--- Information provided ---
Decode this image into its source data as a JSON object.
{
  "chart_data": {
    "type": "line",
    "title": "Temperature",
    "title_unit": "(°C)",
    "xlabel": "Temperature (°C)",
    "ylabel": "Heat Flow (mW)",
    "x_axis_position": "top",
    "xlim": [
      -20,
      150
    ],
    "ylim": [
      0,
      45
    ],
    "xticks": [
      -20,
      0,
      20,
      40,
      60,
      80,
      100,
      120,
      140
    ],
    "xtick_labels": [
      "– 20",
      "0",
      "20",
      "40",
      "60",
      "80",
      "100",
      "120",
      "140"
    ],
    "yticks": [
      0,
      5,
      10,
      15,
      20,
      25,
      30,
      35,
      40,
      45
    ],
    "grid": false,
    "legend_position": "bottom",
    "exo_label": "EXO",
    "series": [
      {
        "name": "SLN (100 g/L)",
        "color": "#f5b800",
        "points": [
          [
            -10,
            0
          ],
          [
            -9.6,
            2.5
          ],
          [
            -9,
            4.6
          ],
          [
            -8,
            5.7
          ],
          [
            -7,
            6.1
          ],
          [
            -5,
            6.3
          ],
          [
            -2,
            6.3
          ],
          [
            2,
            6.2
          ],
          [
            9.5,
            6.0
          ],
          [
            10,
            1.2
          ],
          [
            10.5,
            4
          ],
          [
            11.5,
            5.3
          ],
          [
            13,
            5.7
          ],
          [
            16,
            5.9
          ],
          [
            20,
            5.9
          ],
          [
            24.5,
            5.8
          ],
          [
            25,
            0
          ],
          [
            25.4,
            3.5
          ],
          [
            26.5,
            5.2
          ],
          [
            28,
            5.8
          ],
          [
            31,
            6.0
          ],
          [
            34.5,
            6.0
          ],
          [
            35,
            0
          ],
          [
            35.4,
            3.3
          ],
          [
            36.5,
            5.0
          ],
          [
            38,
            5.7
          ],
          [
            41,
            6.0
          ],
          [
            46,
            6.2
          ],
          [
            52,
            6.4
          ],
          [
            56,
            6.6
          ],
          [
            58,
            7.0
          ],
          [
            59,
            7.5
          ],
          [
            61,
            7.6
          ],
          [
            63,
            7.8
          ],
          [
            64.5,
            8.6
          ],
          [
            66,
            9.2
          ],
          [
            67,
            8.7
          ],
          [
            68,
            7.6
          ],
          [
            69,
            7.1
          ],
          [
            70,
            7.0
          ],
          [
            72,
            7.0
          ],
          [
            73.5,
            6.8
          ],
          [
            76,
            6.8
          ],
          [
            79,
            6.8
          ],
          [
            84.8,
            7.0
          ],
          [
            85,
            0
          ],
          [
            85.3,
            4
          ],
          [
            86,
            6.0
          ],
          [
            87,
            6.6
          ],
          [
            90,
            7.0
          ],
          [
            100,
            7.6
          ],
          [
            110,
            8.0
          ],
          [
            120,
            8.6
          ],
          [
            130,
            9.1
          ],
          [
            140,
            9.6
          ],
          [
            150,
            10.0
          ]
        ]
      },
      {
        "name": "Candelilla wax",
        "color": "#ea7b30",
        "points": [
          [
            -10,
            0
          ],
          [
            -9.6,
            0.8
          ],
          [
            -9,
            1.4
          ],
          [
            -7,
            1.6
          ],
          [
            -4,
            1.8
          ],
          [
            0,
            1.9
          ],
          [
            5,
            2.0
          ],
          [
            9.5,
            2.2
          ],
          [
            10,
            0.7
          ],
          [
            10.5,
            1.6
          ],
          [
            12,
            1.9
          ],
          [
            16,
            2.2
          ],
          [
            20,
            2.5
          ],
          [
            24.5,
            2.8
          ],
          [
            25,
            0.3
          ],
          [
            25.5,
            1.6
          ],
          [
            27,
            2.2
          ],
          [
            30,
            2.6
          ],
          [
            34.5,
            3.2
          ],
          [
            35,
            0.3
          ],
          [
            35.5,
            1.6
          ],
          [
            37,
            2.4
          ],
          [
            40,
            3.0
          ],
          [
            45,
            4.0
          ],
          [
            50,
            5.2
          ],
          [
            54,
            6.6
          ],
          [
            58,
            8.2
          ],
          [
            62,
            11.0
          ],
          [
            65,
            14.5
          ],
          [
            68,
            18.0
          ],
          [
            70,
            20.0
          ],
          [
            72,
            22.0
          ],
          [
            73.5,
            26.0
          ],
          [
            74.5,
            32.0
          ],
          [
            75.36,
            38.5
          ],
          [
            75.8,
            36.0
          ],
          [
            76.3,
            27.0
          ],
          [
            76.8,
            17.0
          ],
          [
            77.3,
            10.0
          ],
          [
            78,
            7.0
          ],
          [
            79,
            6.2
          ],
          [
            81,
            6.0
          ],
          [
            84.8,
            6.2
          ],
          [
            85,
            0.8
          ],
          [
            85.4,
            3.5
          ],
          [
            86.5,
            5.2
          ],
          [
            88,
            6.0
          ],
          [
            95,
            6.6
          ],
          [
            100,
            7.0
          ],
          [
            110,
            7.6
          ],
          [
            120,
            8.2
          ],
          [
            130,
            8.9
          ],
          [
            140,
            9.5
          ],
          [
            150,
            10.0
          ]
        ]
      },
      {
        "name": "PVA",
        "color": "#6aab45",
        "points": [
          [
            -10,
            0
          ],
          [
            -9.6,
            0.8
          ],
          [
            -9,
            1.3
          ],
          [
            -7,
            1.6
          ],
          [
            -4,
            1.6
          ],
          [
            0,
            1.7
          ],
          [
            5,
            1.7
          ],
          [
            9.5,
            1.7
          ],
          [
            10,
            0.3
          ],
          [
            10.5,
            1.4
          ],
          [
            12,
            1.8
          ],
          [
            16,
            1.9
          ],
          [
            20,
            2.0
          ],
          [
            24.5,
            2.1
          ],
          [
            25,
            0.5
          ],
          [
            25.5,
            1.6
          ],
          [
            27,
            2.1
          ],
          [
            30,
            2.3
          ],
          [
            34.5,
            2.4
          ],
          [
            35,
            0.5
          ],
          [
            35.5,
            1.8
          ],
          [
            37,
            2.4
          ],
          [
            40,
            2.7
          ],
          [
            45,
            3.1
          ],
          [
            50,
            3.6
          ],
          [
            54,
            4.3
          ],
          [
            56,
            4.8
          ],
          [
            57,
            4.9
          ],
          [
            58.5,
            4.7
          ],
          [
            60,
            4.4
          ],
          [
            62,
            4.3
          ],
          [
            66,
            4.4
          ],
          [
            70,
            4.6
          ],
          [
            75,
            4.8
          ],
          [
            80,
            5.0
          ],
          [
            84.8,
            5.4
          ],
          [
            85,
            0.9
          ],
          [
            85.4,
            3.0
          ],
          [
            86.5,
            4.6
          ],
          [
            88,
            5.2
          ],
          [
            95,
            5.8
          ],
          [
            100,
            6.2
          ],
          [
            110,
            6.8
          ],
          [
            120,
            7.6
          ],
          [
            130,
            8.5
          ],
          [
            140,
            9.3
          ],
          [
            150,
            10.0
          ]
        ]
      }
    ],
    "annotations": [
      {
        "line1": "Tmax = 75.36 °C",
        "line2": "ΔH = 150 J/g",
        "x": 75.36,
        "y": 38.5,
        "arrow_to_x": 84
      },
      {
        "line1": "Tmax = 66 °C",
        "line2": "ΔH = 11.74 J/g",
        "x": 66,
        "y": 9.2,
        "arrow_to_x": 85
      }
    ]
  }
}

--- Task statement ---
Every entry should be output exactly as written, please.

--- Response ---
Decode this image into its source data as a JSON object.
{
  "chart_data": {
    "type": "line",
    "title": "Temperature",
    "title_unit": "(°C)",
    "xlabel": "Temperature (°C)",
    "ylabel": "Heat Flow (mW)",
    "x_axis_position": "top",
    "xlim": [
      -20,
      150
    ],
    "ylim": [
      0,
      45
    ],
    "xticks": [
      -20,
      0,
      20,
      40,
      60,
      80,
      100,
      120,
      140
    ],
    "xtick_labels": [
      "– 20",
      "0",
      "20",
      "40",
      "60",
      "80",
      "100",
      "120",
      "140"
    ],
    "yticks": [
      0,
      5,
      10,
      15,
      20,
      25,
      30,
      35,
      40,
      45
    ],
    "grid": false,
    "legend_position": "bottom",
    "exo_label": "EXO",
    "series": [
      {
        "name": "SLN (100 g/L)",
        "color": "#f5b800",
        "points": [
          [
            -10,
            0
          ],
          [
            -9.6,
            2.5
          ],
          [
            -9,
            4.6
          ],
          [
            -8,
            5.7
          ],
          [
            -7,
            6.1
          ],
          [
            -5,
            6.3
          ],
          [
            -2,
            6.3
          ],
          [
            2,
            6.2
          ],
          [
            9.5,
            6.0
          ],
          [
            10,
            1.2
          ],
          [
            10.5,
            4
          ],
          [
            11.5,
            5.3
          ],
          [
            13,
            5.7
          ],
          [
            16,
            5.9
          ],
          [
            20,
            5.9
          ],
          [
            24.5,
            5.8
          ],
          [
            25,
            0
          ],
          [
            25.4,
            3.5
          ],
          [
            26.5,
            5.2
          ],
          [
            28,
            5.8
          ],
          [
            31,
            6.0
          ],
          [
            34.5,
            6.0
          ],
          [
            35,
            0
          ],
          [
            35.4,
            3.3
          ],
          [
            36.5,
            5.0
          ],
          [
            38,
            5.7
          ],
          [
            41,
            6.0
          ],
          [
            46,
            6.2
          ],
          [
            52,
            6.4
          ],
          [
            56,
            6.6
          ],
          [
            58,
            7.0
          ],
          [
            59,
            7.5
          ],
          [
            61,
            7.6
          ],
          [
            63,
            7.8
          ],
          [
            64.5,
            8.6
          ],
          [
            66,
            9.2
          ],
          [
            67,
            8.7
          ],
          [
            68,
            7.6
          ],
          [
            69,
            7.1
          ],
          [
            70,
            7.0
          ],
          [
            72,
            7.0
          ],
          [
            73.5,
            6.8
          ],
          [
            76,
            6.8
          ],
          [
            79,
            6.8
          ],
          [
            84.8,
            7.0
          ],
          [
            85,
            0
          ],
          [
            85.3,
            4
          ],
          [
            86,
            6.0
          ],
          [
            87,
            6.6
          ],
          [
            90,
            7.0
          ],
          [
            100,
            7.6
          ],
          [
            110,
            8.0
          ],
          [
            120,
            8.6
          ],
          [
            130,
            9.1
          ],
          [
            140,
            9.6
          ],
          [
            150,
            10.0
          ]
        ]
      },
      {
        "name": "Candelilla wax",
        "color": "#ea7b30",
        "points": [
          [
            -10,
            0
          ],
          [
            -9.6,
            0.8
          ],
          [
            -9,
            1.4
          ],
          [
            -7,
            1.6
          ],
          [
            -4,
            1.8
          ],
          [
            0,
            1.9
          ],
          [
            5,
            2.0
          ],
          [
            9.5,
            2.2
          ],
          [
            10,
            0.7
          ],
          [
            10.5,
            1.6
          ],
          [
            12,
            1.9
          ],
          [
            16,
            2.2
          ],
          [
            20,
            2.5
          ],
          [
            24.5,
            2.8
          ],
          [
            25,
            0.3
          ],
          [
            25.5,
            1.6
          ],
          [
            27,
            2.2
          ],
          [
            30,
            2.6
          ],
          [
            34.5,
            3.2
          ],
          [
            35,
            0.3
          ],
          [
            35.5,
            1.6
          ],
          [
            37,
            2.4
          ],
          [
            40,
            3.0
          ],
          [
            45,
            4.0
          ],
          [
            50,
            5.2
          ],
          [
            54,
            6.6
          ],
          [
            58,
            8.2
          ],
          [
            62,
            11.0
          ],
          [
            65,
            14.5
          ],
          [
            68,
            18.0
          ],
          [
            70,
            20.0
          ],
          [
            72,
            22.0
          ],
          [
            73.5,
            26.0
          ],
          [
            74.5,
            32.0
          ],
          [
            75.36,
            38.5
          ],
          [
            75.8,
            36.0
          ],
          [
            76.3,
            27.0
          ],
          [
            76.8,
            17.0
          ],
          [
            77.3,
            10.0
          ],
          [
            78,
            7.0
          ],
          [
            79,
            6.2
          ],
          [
            81,
            6.0
          ],
          [
            84.8,
            6.2
          ],
          [
            85,
            0.8
          ],
          [
            85.4,
            3.5
          ],
          [
            86.5,
            5.2
          ],
          [
            88,
            6.0
          ],
          [
            95,
            6.6
          ],
          [
            100,
            7.0
          ],
          [
            110,
            7.6
          ],
          [
            120,
            8.2
          ],
          [
            130,
            8.9
          ],
          [
            140,
            9.5
          ],
          [
            150,
            10.0
          ]
        ]
      },
      {
        "name": "PVA",
        "color": "#6aab45",
        "points": [
          [
            -10,
            0
          ],
          [
            -9.6,
            0.8
          ],
          [
            -9,
            1.3
          ],
          [
            -7,
            1.6
          ],
          [
            -4,
            1.6
          ],
          [
            0,
            1.7
          ],
          [
            5,
            1.7
          ],
          [
            9.5,
            1.7
          ],
          [
            10,
            0.3
          ],
          [
            10.5,
            1.4
          ],
          [
            12,
            1.8
          ],
          [
            16,
            1.9
          ],
          [
            20,
            2.0
          ],
          [
            24.5,
            2.1
          ],
          [
            25,
            0.5
          ],
          [
            25.5,
            1.6
          ],
          [
            27,
            2.1
          ],
          [
            30,
            2.3
          ],
          [
            34.5,
            2.4
          ],
          [
            35,
            0.5
          ],
          [
            35.5,
            1.8
          ],
          [
            37,
            2.4
          ],
          [
            40,
            2.7
          ],
          [
            45,
            3.1
          ],
          [
            50,
            3.6
          ],
          [
            54,
            4.3
          ],
          [
            56,
            4.8
          ],
          [
            57,
            4.9
          ],
          [
            58.5,
            4.7
          ],
          [
            60,
            4.4
          ],
          [
            62,
            4.3
          ],
          [
            66,
            4.4
          ],
          [
            70,
            4.6
          ],
          [
            75,
            4.8
          ],
          [
            80,
            5.0
          ],
          [
            84.8,
            5.4
          ],
          [
            85,
            0.9
          ],
          [
            85.4,
            3.0
          ],
          [
            86.5,
            4.6
          ],
          [
            88,
            5.2
          ],
          [
            95,
            5.8
          ],
          [
            100,
            6.2
          ],
          [
            110,
            6.8
          ],
          [
            120,
            7.6
          ],
          [
            130,
            8.5
          ],
          [
            140,
            9.3
          ],
          [
            150,
            10.0
          ]
        ]
      }
    ],
    "annotations": [
      {
        "line1": "Tmax = 75.36 °C",
        "line2": "ΔH = 150 J/g",
        "x": 75.36,
        "y": 38.5,
        "arrow_to_x": 84
      },
      {
        "line1": "Tmax = 66 °C",
        "line2": "ΔH = 11.74 J/g",
        "x": 66,
        "y": 9.2,
        "arrow_to_x": 85
      }
    ]
  }
}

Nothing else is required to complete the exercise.